# [Instruction]
Every record below should be transcribed exactly. Omit the images.

(Recorded data)
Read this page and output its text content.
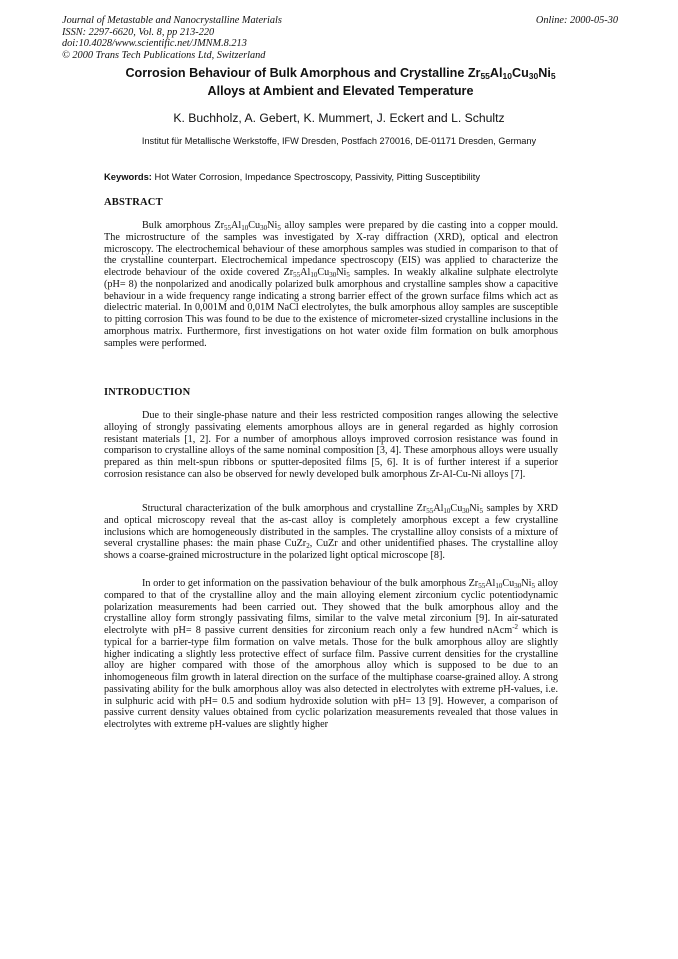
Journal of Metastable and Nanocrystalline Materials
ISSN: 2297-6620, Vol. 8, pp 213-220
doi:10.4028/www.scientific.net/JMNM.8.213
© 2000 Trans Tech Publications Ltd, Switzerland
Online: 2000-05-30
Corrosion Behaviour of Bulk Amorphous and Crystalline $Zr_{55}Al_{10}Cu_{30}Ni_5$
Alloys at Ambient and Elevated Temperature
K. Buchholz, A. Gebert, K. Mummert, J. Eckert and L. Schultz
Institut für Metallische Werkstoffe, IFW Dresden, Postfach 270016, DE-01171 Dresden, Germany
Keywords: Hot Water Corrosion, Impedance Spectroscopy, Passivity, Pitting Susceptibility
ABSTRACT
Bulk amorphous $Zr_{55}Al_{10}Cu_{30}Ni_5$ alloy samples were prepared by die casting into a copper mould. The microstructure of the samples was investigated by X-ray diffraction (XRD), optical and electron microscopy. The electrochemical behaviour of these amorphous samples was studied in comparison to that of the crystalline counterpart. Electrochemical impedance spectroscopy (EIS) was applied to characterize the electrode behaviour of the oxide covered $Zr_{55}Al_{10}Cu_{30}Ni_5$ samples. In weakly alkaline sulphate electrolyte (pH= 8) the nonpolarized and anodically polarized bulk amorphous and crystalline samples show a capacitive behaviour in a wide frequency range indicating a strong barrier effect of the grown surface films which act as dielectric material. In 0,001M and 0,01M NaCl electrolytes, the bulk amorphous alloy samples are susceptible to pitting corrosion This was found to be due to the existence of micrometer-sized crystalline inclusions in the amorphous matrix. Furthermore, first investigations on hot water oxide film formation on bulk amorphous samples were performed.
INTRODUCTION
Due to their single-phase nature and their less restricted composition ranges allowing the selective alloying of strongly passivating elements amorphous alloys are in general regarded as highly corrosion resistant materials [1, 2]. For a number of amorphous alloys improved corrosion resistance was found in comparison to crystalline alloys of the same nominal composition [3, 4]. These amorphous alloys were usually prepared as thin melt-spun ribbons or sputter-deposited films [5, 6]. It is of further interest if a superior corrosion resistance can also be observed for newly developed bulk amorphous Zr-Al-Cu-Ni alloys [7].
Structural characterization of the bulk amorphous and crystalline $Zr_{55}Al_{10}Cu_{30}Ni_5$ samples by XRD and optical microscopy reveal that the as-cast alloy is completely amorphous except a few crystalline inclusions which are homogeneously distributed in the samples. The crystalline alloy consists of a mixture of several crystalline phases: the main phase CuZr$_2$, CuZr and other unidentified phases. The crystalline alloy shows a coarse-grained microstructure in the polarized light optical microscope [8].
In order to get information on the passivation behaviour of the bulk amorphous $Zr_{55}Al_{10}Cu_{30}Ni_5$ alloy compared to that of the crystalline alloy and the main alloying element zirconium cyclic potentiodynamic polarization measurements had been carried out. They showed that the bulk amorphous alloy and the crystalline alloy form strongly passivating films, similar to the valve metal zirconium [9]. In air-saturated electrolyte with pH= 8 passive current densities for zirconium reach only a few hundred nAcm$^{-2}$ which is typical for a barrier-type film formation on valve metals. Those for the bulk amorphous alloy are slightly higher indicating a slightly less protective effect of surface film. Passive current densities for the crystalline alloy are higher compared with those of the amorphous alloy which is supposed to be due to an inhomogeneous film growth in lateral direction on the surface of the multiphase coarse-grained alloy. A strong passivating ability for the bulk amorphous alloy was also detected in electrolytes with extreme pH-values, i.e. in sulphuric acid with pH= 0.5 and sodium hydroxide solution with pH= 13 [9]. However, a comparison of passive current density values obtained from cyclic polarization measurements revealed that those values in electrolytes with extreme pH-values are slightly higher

# [Answer]
Read this page and output its text content.
Journal of Metastable and Nanocrystalline Materials
ISSN: 2297-6620, Vol. 8, pp 213-220
doi:10.4028/www.scientific.net/JMNM.8.213
© 2000 Trans Tech Publications Ltd, Switzerland
Online: 2000-05-30
Corrosion Behaviour of Bulk Amorphous and Crystalline $Zr_{55}Al_{10}Cu_{30}Ni_5$
Alloys at Ambient and Elevated Temperature
K. Buchholz, A. Gebert, K. Mummert, J. Eckert and L. Schultz
Institut für Metallische Werkstoffe, IFW Dresden, Postfach 270016, DE-01171 Dresden, Germany
Keywords: Hot Water Corrosion, Impedance Spectroscopy, Passivity, Pitting Susceptibility
ABSTRACT
Bulk amorphous $Zr_{55}Al_{10}Cu_{30}Ni_5$ alloy samples were prepared by die casting into a copper mould. The microstructure of the samples was investigated by X-ray diffraction (XRD), optical and electron microscopy. The electrochemical behaviour of these amorphous samples was studied in comparison to that of the crystalline counterpart. Electrochemical impedance spectroscopy (EIS) was applied to characterize the electrode behaviour of the oxide covered $Zr_{55}Al_{10}Cu_{30}Ni_5$ samples. In weakly alkaline sulphate electrolyte (pH= 8) the nonpolarized and anodically polarized bulk amorphous and crystalline samples show a capacitive behaviour in a wide frequency range indicating a strong barrier effect of the grown surface films which act as dielectric material. In 0,001M and 0,01M NaCl electrolytes, the bulk amorphous alloy samples are susceptible to pitting corrosion This was found to be due to the existence of micrometer-sized crystalline inclusions in the amorphous matrix. Furthermore, first investigations on hot water oxide film formation on bulk amorphous samples were performed.
INTRODUCTION
Due to their single-phase nature and their less restricted composition ranges allowing the selective alloying of strongly passivating elements amorphous alloys are in general regarded as highly corrosion resistant materials [1, 2]. For a number of amorphous alloys improved corrosion resistance was found in comparison to crystalline alloys of the same nominal composition [3, 4]. These amorphous alloys were usually prepared as thin melt-spun ribbons or sputter-deposited films [5, 6]. It is of further interest if a superior corrosion resistance can also be observed for newly developed bulk amorphous Zr-Al-Cu-Ni alloys [7].
Structural characterization of the bulk amorphous and crystalline $Zr_{55}Al_{10}Cu_{30}Ni_5$ samples by XRD and optical microscopy reveal that the as-cast alloy is completely amorphous except a few crystalline inclusions which are homogeneously distributed in the samples. The crystalline alloy consists of a mixture of several crystalline phases: the main phase CuZr$_2$, CuZr and other unidentified phases. The crystalline alloy shows a coarse-grained microstructure in the polarized light optical microscope [8].
In order to get information on the passivation behaviour of the bulk amorphous $Zr_{55}Al_{10}Cu_{30}Ni_5$ alloy compared to that of the crystalline alloy and the main alloying element zirconium cyclic potentiodynamic polarization measurements had been carried out. They showed that the bulk amorphous alloy and the crystalline alloy form strongly passivating films, similar to the valve metal zirconium [9]. In air-saturated electrolyte with pH= 8 passive current densities for zirconium reach only a few hundred nAcm$^{-2}$ which is typical for a barrier-type film formation on valve metals. Those for the bulk amorphous alloy are slightly higher indicating a slightly less protective effect of surface film. Passive current densities for the crystalline alloy are higher compared with those of the amorphous alloy which is supposed to be due to an inhomogeneous film growth in lateral direction on the surface of the multiphase coarse-grained alloy. A strong passivating ability for the bulk amorphous alloy was also detected in electrolytes with extreme pH-values, i.e. in sulphuric acid with pH= 0.5 and sodium hydroxide solution with pH= 13 [9]. However, a comparison of passive current density values obtained from cyclic polarization measurements revealed that those values in electrolytes with extreme pH-values are slightly higher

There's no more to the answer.